Below is a listing. Gather each line of it that contains "type".

* Begin Supplied entries *

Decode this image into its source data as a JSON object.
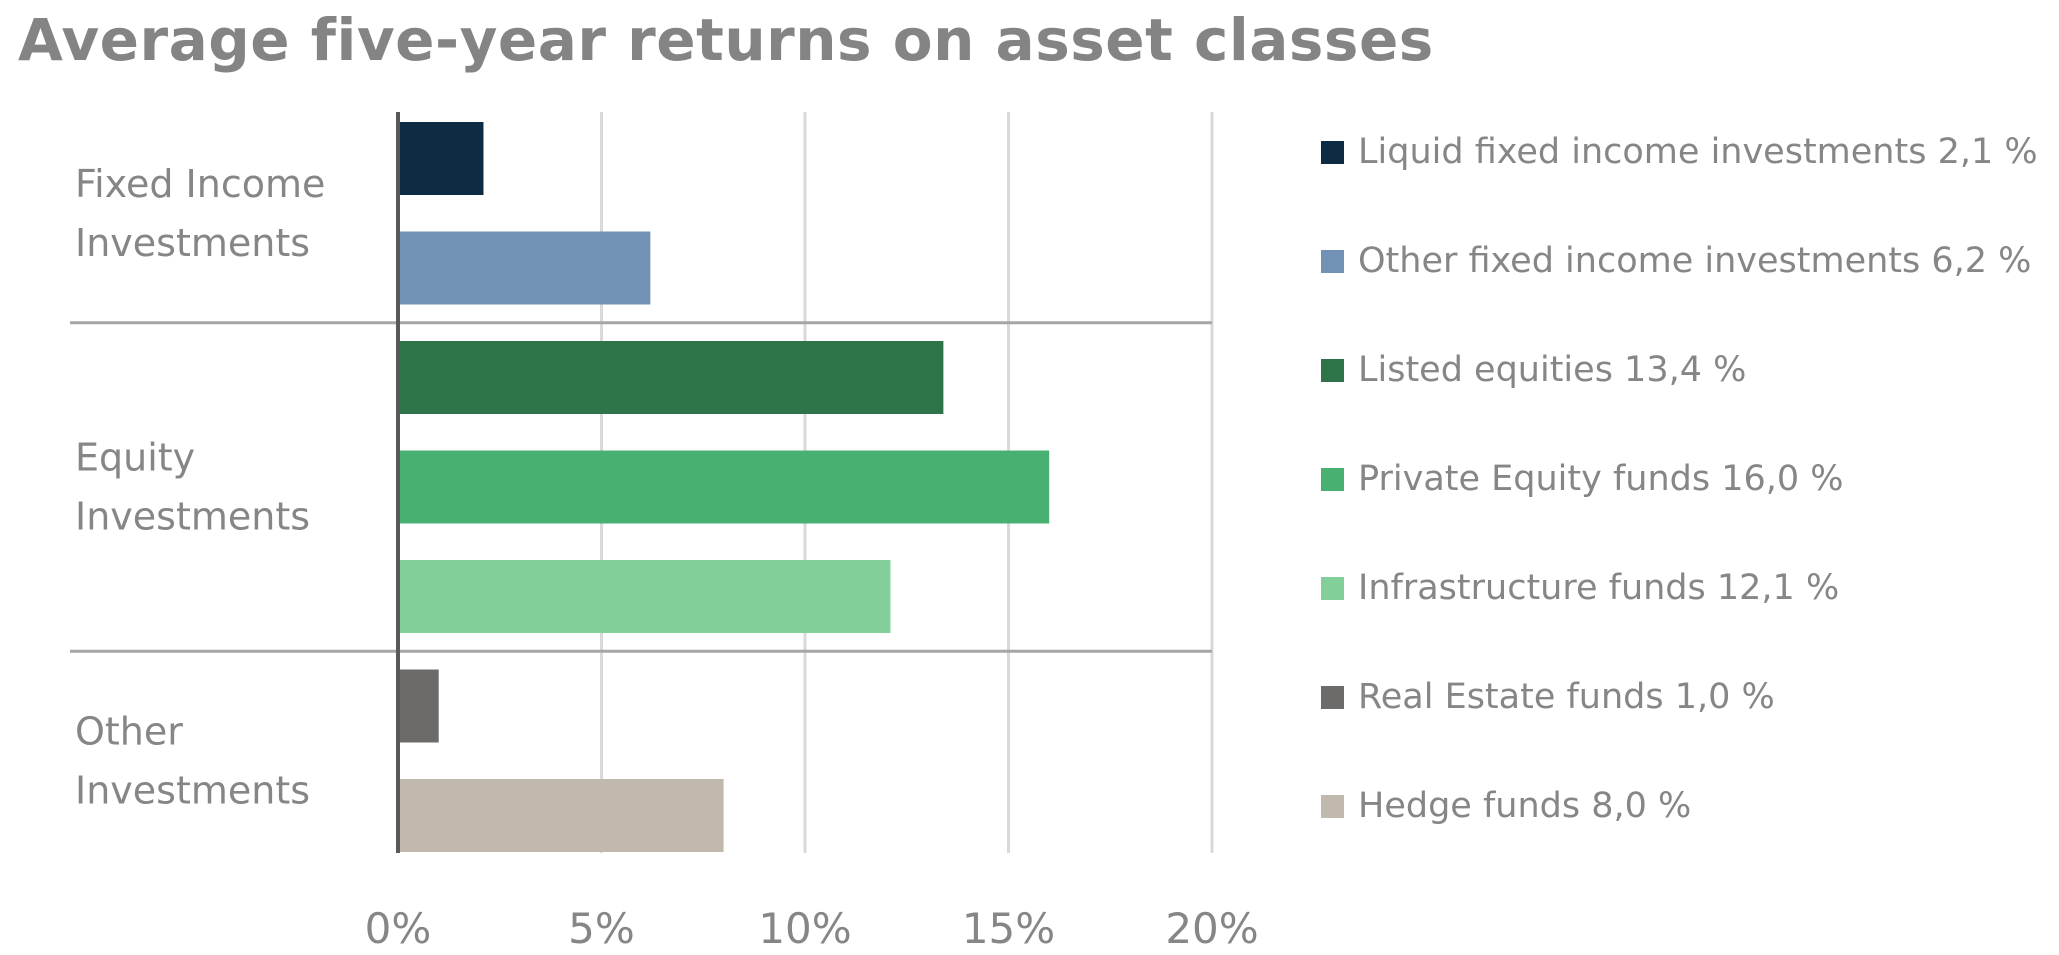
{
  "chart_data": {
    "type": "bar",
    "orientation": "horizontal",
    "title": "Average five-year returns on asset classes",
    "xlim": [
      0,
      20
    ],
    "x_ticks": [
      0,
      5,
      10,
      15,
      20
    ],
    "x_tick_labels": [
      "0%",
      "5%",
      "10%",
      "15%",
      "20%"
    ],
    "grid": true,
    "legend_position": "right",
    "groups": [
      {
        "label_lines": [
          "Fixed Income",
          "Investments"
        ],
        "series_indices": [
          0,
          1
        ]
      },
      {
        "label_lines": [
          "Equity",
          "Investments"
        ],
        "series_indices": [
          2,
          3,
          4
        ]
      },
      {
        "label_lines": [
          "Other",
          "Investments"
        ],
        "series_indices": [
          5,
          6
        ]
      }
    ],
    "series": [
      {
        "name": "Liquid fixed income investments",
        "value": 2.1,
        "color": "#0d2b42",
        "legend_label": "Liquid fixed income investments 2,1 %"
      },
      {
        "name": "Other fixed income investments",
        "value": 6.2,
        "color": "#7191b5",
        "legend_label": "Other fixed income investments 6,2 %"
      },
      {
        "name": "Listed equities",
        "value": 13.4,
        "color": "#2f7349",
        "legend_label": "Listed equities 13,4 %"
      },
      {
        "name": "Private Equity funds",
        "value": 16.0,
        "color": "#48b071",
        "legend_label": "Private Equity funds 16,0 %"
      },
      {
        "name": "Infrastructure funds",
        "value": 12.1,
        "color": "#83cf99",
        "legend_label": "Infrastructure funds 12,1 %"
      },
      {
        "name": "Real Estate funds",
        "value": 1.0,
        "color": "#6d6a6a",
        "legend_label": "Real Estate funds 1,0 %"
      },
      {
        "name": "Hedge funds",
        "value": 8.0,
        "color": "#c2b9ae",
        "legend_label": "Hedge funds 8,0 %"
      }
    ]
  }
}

* End Supplied entries *
* Begin Supplied entries *

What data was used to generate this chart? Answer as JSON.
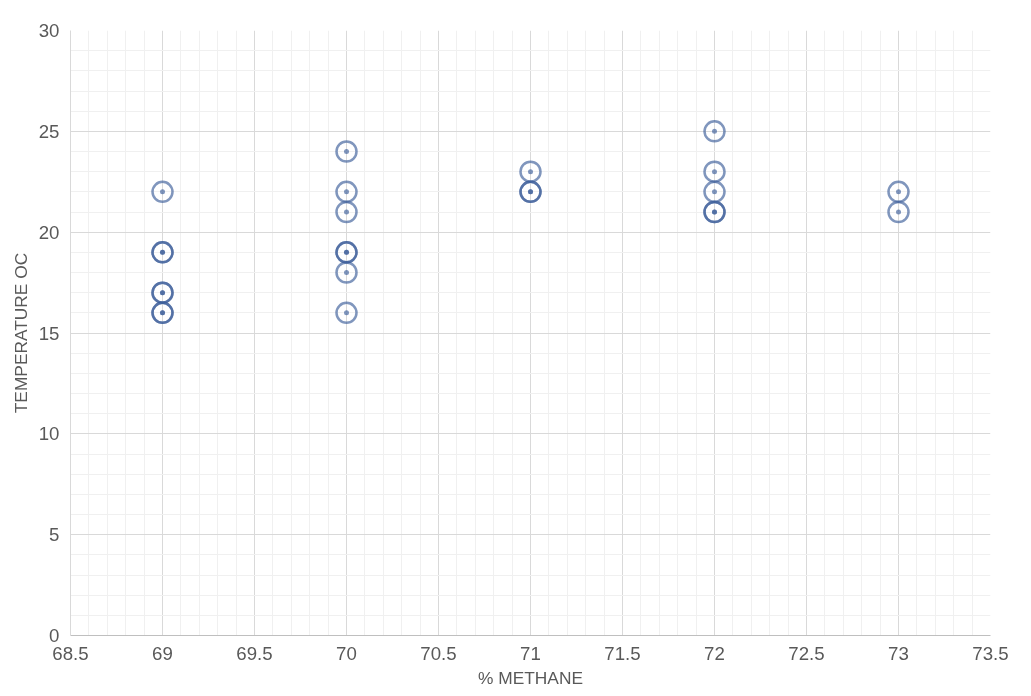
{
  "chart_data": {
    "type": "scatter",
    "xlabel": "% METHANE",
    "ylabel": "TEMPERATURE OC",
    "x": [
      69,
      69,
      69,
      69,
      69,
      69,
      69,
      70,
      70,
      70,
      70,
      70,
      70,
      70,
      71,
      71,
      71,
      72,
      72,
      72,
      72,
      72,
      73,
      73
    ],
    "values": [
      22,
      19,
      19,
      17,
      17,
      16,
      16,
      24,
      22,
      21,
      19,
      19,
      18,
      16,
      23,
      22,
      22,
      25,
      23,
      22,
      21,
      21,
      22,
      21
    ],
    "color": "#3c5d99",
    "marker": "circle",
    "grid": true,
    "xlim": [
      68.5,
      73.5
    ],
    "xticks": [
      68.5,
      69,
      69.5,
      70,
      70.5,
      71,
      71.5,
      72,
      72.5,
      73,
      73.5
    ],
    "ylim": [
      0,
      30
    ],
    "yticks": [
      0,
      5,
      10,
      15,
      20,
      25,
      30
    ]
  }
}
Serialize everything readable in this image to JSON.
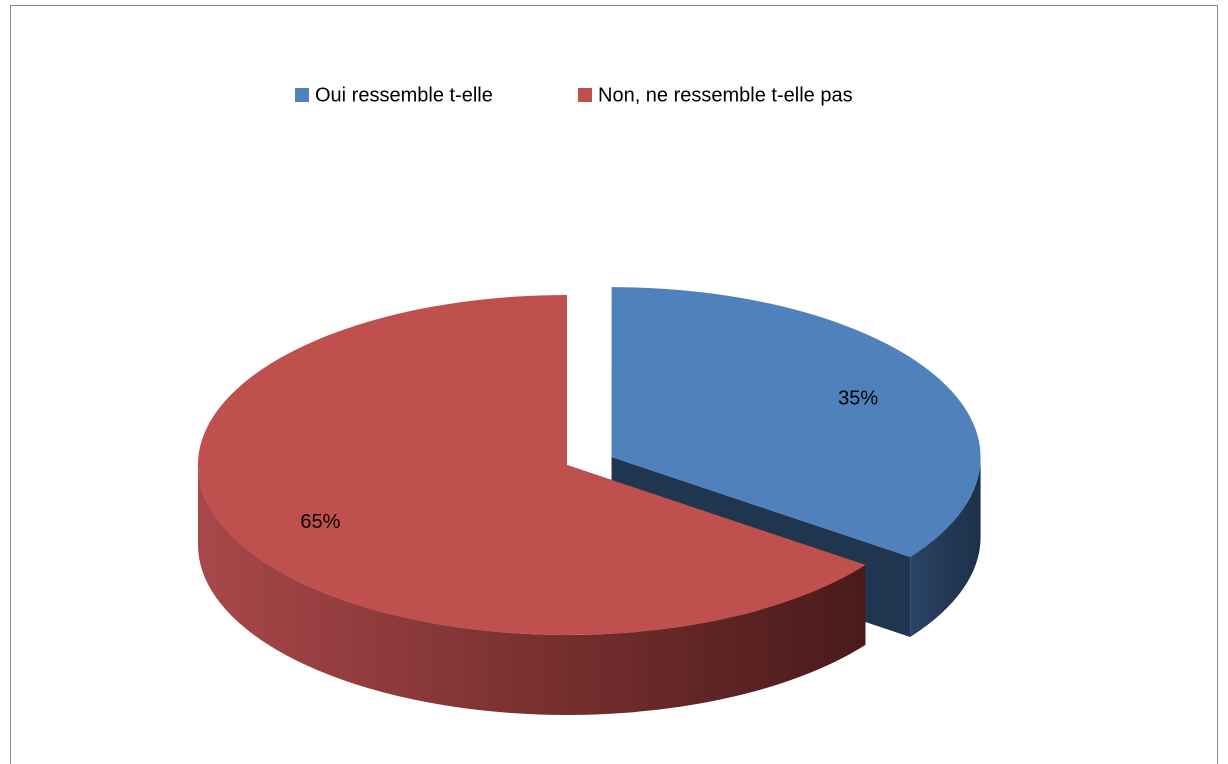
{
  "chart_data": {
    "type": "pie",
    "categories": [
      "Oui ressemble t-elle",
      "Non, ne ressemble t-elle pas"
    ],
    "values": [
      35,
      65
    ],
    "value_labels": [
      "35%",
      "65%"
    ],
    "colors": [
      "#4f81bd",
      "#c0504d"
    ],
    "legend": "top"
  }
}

* End Supplied entries *
* Begin Supplied entries *

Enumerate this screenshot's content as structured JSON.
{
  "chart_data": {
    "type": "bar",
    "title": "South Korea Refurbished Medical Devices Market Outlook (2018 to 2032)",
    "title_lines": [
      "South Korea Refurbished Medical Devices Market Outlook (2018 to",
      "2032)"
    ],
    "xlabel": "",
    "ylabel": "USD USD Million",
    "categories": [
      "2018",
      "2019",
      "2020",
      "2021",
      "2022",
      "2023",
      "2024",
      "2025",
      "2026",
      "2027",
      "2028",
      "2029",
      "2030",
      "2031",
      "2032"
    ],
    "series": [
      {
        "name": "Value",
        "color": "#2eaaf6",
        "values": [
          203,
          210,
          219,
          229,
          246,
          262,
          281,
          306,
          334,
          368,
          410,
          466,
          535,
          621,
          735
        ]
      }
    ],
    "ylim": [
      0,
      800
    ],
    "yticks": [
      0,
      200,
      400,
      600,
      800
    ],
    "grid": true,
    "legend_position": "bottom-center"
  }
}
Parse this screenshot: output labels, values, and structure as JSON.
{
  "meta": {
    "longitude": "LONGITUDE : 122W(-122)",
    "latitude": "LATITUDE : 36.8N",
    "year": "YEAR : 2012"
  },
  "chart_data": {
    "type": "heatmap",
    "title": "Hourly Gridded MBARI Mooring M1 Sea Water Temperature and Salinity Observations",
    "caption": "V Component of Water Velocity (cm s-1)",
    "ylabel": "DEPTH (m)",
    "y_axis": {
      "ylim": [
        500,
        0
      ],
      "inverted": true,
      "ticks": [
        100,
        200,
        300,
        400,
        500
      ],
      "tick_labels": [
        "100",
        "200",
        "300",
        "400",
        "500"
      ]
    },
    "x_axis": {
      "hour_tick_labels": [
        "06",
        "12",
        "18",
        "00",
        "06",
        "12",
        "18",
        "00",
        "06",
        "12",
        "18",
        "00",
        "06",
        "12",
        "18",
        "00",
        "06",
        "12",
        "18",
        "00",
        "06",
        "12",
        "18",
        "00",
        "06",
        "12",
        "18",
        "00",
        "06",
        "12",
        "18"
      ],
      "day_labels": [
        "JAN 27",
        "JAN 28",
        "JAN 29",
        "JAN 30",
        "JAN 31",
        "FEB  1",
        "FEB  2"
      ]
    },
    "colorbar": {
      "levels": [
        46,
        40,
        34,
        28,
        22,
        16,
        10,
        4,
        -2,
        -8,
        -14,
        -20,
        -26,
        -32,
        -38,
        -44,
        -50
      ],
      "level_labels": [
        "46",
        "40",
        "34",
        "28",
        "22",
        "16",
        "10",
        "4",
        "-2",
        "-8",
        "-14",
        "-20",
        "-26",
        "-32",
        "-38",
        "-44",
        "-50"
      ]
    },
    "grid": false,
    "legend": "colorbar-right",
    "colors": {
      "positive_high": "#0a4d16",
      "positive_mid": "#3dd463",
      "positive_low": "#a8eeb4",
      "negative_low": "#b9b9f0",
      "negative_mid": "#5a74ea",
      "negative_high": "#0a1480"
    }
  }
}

* End Supplied entries *

-- Task solution --
    "type": "bar",
    "type": "scatter",
    "type": "pie",
    "type": "bar",
    "type": "heatmap",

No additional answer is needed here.